= WHAT IS NEEDED =
Return every line of the data below that includes the string "Предоставление".

Collection entries

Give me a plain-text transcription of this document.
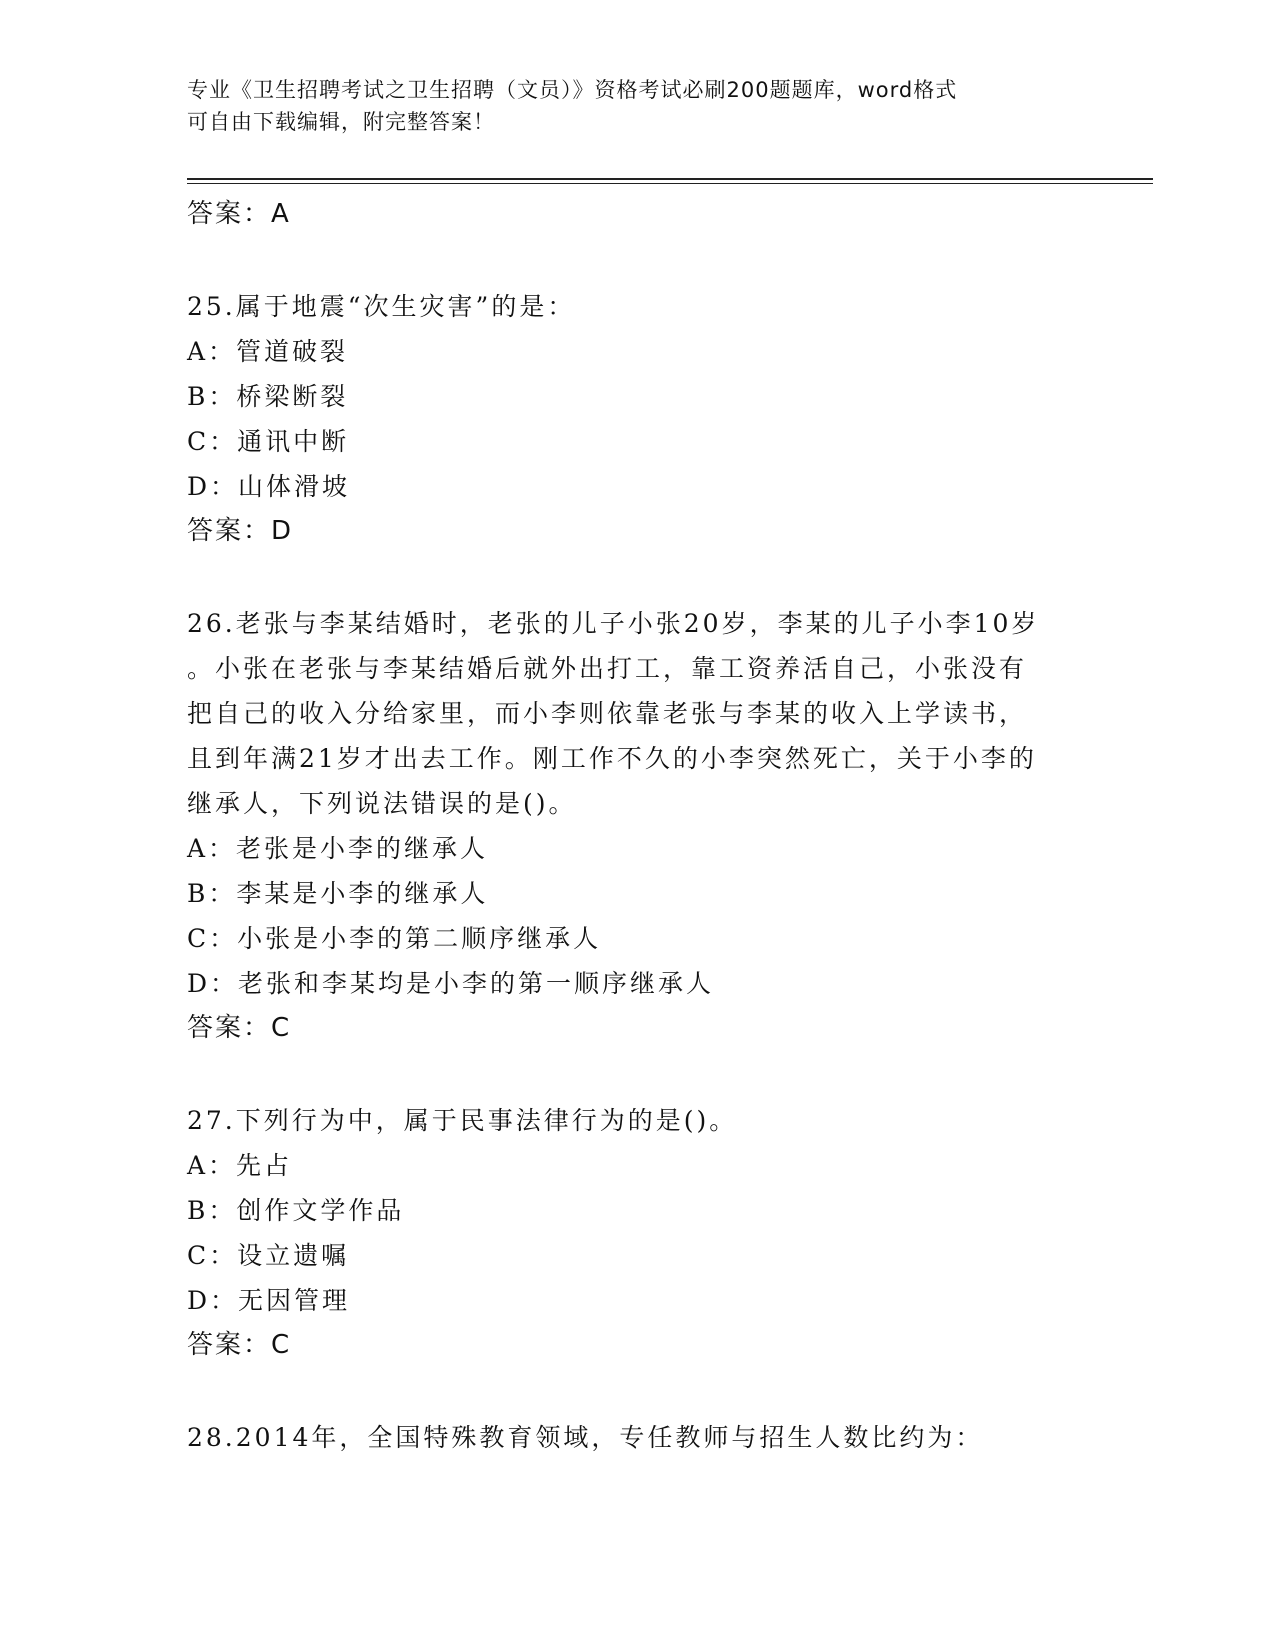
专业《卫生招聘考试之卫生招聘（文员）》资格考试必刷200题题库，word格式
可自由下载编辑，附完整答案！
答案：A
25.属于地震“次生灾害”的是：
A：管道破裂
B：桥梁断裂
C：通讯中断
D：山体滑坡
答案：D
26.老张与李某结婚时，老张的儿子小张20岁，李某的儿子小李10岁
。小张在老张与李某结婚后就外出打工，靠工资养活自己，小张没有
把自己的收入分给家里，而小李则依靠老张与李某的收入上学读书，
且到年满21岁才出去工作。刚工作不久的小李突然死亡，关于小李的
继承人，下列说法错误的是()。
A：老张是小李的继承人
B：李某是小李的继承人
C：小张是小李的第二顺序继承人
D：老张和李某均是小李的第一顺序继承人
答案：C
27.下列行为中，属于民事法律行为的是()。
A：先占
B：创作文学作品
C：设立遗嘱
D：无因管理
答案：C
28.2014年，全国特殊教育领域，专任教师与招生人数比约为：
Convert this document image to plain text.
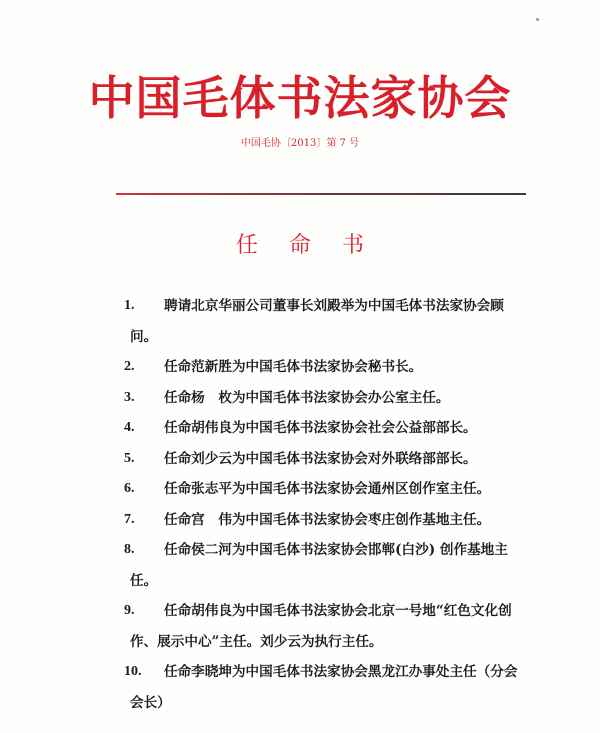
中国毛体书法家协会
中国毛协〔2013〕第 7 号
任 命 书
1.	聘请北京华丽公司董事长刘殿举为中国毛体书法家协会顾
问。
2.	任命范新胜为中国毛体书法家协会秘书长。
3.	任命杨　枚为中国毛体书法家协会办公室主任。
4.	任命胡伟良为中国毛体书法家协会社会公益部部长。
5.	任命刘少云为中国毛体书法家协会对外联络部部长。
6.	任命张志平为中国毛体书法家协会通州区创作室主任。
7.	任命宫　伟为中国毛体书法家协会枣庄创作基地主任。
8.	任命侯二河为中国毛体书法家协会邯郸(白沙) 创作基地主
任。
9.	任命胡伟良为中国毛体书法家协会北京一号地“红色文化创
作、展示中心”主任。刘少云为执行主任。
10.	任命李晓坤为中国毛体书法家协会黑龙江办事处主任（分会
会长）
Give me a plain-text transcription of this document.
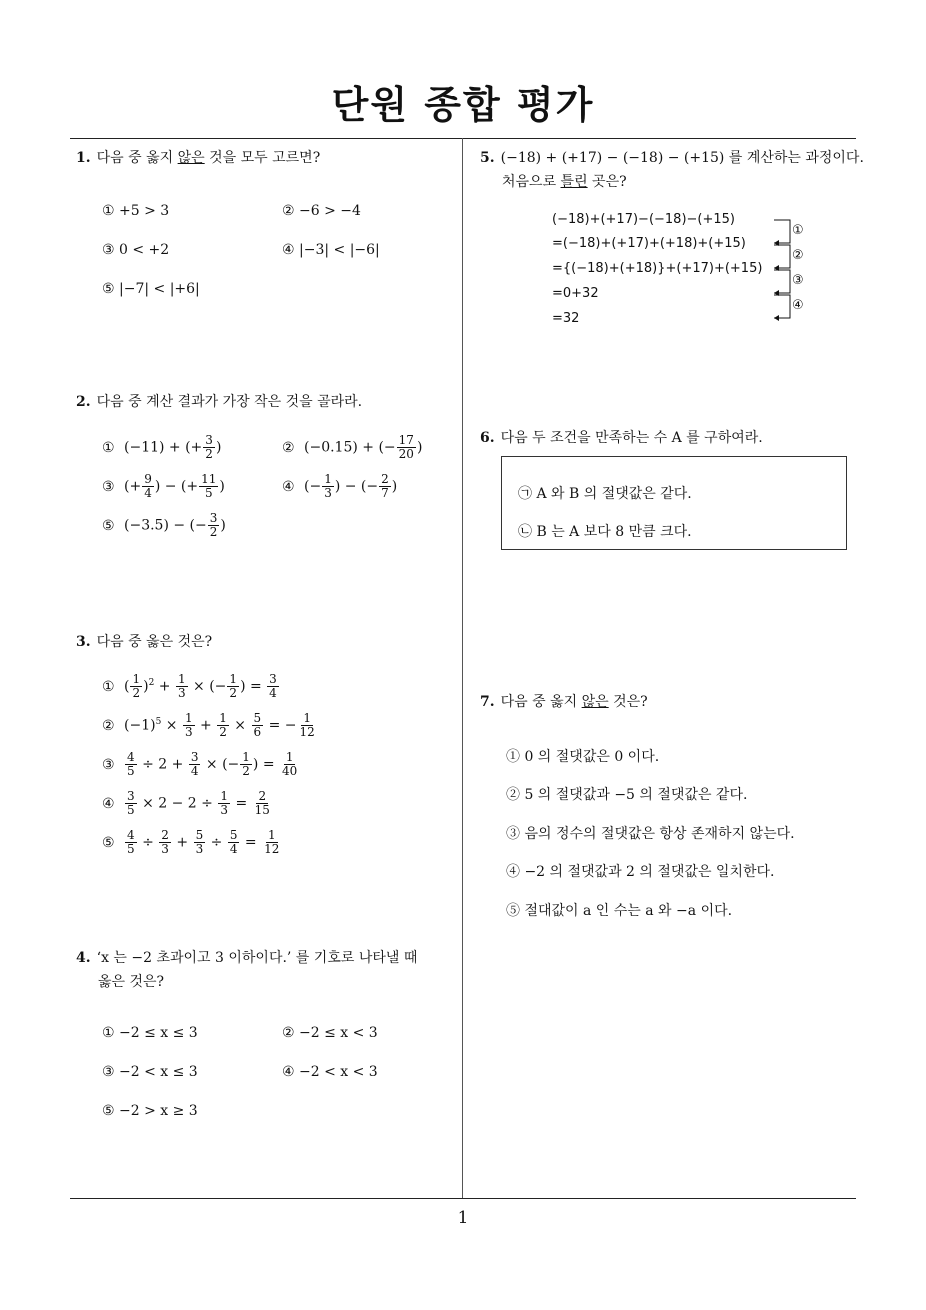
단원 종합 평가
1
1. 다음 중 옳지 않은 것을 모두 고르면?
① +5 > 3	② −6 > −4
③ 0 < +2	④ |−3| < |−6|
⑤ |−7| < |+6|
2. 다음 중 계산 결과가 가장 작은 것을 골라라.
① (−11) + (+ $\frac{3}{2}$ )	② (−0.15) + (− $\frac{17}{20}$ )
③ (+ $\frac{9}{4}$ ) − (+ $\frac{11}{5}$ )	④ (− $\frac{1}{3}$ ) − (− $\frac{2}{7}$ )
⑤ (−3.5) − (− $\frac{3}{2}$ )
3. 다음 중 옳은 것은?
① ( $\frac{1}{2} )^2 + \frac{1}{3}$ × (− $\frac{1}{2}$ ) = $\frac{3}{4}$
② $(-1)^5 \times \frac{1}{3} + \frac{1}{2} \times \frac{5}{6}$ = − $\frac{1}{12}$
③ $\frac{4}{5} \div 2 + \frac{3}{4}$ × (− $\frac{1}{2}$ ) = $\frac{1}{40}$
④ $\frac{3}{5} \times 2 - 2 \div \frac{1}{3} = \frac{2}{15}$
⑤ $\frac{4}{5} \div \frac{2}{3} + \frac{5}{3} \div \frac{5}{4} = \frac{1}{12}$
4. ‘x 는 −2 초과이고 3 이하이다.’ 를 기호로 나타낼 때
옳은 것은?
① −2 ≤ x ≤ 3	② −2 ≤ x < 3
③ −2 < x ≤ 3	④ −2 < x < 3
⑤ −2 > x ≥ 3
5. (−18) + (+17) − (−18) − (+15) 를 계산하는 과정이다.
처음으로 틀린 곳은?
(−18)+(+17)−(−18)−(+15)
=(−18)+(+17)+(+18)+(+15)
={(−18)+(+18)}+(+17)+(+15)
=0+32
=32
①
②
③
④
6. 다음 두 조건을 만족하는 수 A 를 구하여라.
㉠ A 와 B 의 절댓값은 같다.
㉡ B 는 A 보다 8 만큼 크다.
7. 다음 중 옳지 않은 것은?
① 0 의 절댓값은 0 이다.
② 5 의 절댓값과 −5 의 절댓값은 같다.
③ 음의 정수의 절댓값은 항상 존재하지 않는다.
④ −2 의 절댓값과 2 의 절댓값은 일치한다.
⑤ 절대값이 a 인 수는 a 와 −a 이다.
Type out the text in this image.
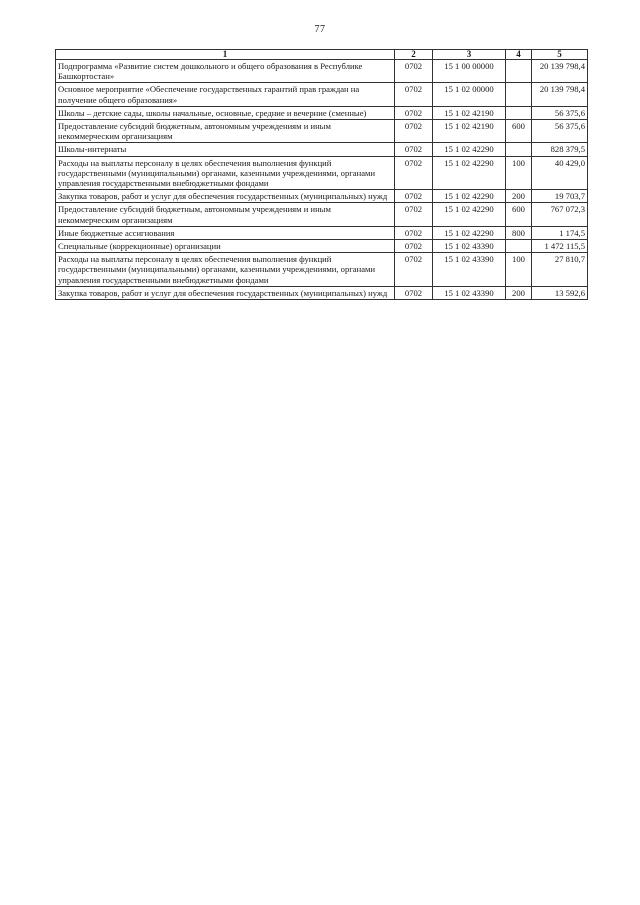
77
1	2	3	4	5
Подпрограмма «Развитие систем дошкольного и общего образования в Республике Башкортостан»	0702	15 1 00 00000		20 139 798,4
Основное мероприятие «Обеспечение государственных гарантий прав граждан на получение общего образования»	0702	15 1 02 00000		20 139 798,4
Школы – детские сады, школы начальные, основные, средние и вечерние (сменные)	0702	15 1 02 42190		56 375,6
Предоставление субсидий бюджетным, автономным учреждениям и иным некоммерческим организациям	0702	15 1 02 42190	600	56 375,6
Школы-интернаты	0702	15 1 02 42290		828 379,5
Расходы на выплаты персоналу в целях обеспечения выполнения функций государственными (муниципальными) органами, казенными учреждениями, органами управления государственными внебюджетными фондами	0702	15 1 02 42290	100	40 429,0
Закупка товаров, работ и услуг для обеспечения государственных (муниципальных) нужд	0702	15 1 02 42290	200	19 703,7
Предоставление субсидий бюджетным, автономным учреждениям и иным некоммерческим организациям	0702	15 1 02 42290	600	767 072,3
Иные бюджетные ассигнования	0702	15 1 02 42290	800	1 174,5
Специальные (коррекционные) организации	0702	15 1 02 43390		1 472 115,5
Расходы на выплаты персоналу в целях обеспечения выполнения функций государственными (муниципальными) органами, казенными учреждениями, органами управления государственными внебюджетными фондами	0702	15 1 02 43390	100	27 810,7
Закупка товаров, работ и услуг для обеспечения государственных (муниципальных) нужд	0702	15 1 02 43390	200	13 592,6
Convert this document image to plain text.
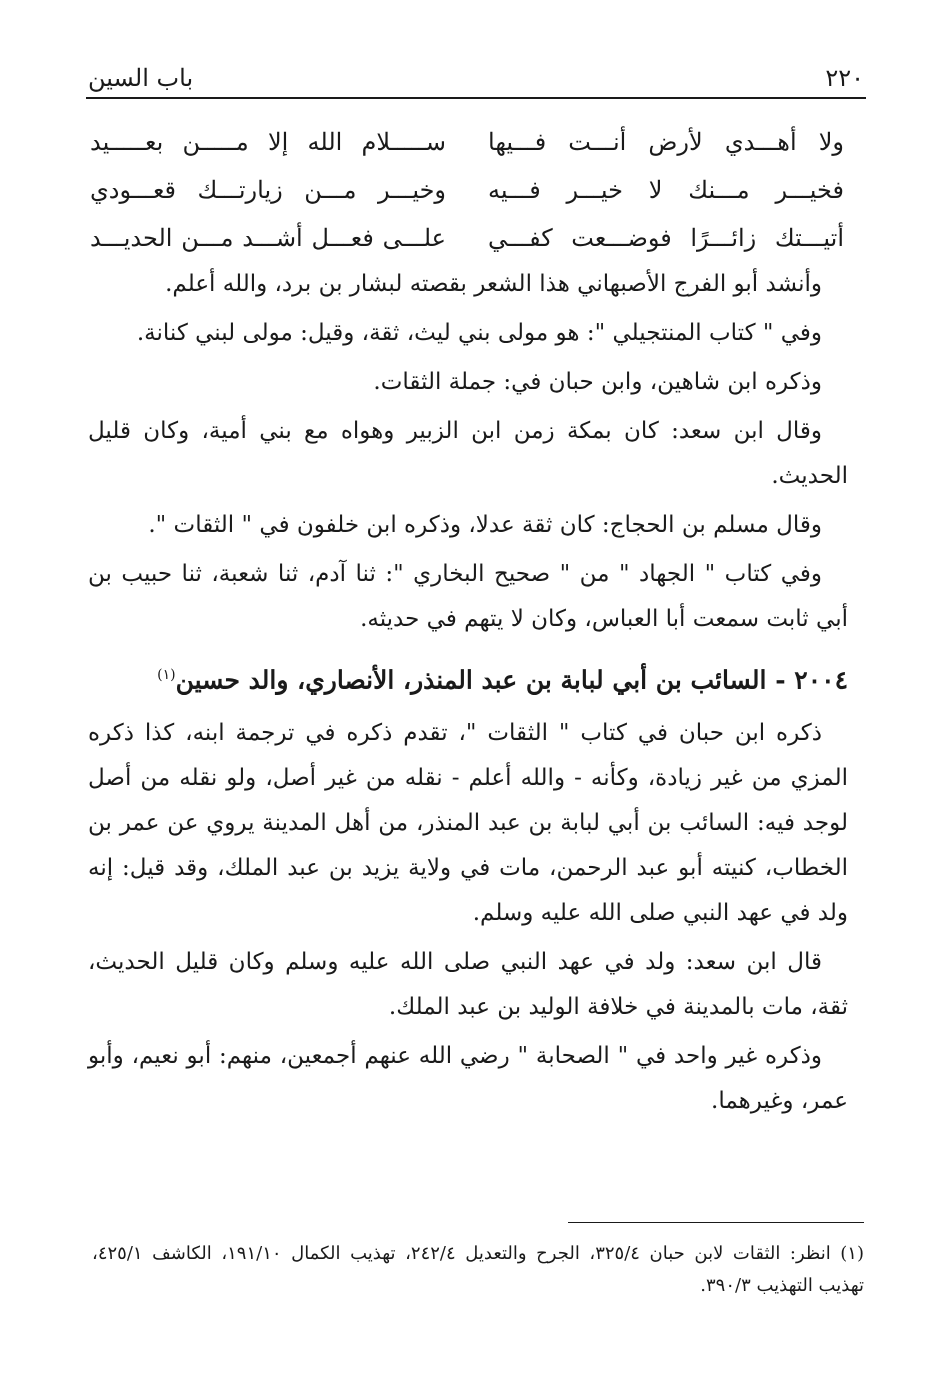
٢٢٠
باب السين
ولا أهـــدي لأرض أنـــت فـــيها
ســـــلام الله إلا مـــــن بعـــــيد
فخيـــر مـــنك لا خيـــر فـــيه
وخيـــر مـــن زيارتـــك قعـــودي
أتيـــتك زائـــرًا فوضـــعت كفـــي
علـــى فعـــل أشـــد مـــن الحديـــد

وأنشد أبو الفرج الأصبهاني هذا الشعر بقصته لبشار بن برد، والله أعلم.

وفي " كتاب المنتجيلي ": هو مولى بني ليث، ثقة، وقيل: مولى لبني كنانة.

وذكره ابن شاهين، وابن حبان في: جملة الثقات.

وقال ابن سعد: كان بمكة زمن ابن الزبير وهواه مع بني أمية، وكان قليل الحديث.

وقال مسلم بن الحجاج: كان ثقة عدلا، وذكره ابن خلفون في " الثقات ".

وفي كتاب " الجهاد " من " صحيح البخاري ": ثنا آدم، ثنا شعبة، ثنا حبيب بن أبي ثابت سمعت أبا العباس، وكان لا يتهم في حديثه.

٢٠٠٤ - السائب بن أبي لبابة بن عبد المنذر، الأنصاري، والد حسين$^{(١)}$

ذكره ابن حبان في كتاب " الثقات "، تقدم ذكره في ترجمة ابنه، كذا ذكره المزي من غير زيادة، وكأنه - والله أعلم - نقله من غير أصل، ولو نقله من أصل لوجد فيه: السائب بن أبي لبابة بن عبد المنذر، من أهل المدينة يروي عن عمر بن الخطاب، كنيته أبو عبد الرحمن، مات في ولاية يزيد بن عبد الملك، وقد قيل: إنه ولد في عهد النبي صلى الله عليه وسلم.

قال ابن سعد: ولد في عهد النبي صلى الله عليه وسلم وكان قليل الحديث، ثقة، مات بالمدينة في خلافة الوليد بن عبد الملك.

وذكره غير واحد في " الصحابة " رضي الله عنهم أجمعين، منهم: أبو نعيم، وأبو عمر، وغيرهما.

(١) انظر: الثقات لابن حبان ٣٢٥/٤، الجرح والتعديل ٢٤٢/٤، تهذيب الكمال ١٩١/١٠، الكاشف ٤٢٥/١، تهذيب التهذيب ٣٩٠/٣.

= THE ANSWER =
Предоставление субсидий бюджетным, автономным учреждениям и иным некоммерческим организациям	0702	15 1 02 42190	600	56 375,6
Предоставление субсидий бюджетным, автономным учреждениям и иным некоммерческим организациям	0702	15 1 02 42290	600	767 072,3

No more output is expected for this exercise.